### Listed records
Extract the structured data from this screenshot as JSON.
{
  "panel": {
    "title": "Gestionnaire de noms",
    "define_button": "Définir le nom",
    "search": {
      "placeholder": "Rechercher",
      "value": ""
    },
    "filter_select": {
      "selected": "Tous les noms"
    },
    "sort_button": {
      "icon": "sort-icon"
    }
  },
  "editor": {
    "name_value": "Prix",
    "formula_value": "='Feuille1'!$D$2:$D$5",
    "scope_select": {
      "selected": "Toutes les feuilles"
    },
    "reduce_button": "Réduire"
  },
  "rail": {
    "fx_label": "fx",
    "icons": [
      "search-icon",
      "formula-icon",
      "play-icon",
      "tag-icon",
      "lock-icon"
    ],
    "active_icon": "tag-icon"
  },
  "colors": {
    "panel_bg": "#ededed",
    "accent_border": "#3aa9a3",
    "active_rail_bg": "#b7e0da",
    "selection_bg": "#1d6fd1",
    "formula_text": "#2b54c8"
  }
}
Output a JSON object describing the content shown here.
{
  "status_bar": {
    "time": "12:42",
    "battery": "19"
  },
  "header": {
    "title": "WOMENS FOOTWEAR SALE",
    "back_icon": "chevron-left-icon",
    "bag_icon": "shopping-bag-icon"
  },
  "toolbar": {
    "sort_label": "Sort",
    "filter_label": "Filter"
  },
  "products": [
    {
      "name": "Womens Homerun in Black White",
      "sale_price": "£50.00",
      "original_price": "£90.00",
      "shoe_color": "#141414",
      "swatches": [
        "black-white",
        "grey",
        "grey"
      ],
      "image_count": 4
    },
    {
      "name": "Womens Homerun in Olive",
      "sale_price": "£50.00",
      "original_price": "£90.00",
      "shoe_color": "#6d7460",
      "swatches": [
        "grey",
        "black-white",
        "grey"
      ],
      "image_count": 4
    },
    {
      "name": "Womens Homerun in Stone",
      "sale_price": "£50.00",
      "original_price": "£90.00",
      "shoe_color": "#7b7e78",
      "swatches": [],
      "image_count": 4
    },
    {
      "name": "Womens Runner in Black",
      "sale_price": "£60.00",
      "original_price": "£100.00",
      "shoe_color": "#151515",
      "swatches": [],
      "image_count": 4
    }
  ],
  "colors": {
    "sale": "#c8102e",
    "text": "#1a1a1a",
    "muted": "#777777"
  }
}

### What is being asked
Repeat the material from above exactly, word for word.

### Response
Extract the structured data from this screenshot as JSON.
{
  "panel": {
    "title": "Gestionnaire de noms",
    "define_button": "Définir le nom",
    "search": {
      "placeholder": "Rechercher",
      "value": ""
    },
    "filter_select": {
      "selected": "Tous les noms"
    },
    "sort_button": {
      "icon": "sort-icon"
    }
  },
  "editor": {
    "name_value": "Prix",
    "formula_value": "='Feuille1'!$D$2:$D$5",
    "scope_select": {
      "selected": "Toutes les feuilles"
    },
    "reduce_button": "Réduire"
  },
  "rail": {
    "fx_label": "fx",
    "icons": [
      "search-icon",
      "formula-icon",
      "play-icon",
      "tag-icon",
      "lock-icon"
    ],
    "active_icon": "tag-icon"
  },
  "colors": {
    "panel_bg": "#ededed",
    "accent_border": "#3aa9a3",
    "active_rail_bg": "#b7e0da",
    "selection_bg": "#1d6fd1",
    "formula_text": "#2b54c8"
  }
}
Output a JSON object describing the content shown here.
{
  "status_bar": {
    "time": "12:42",
    "battery": "19"
  },
  "header": {
    "title": "WOMENS FOOTWEAR SALE",
    "back_icon": "chevron-left-icon",
    "bag_icon": "shopping-bag-icon"
  },
  "toolbar": {
    "sort_label": "Sort",
    "filter_label": "Filter"
  },
  "products": [
    {
      "name": "Womens Homerun in Black White",
      "sale_price": "£50.00",
      "original_price": "£90.00",
      "shoe_color": "#141414",
      "swatches": [
        "black-white",
        "grey",
        "grey"
      ],
      "image_count": 4
    },
    {
      "name": "Womens Homerun in Olive",
      "sale_price": "£50.00",
      "original_price": "£90.00",
      "shoe_color": "#6d7460",
      "swatches": [
        "grey",
        "black-white",
        "grey"
      ],
      "image_count": 4
    },
    {
      "name": "Womens Homerun in Stone",
      "sale_price": "£50.00",
      "original_price": "£90.00",
      "shoe_color": "#7b7e78",
      "swatches": [],
      "image_count": 4
    },
    {
      "name": "Womens Runner in Black",
      "sale_price": "£60.00",
      "original_price": "£100.00",
      "shoe_color": "#151515",
      "swatches": [],
      "image_count": 4
    }
  ],
  "colors": {
    "sale": "#c8102e",
    "text": "#1a1a1a",
    "muted": "#777777"
  }
}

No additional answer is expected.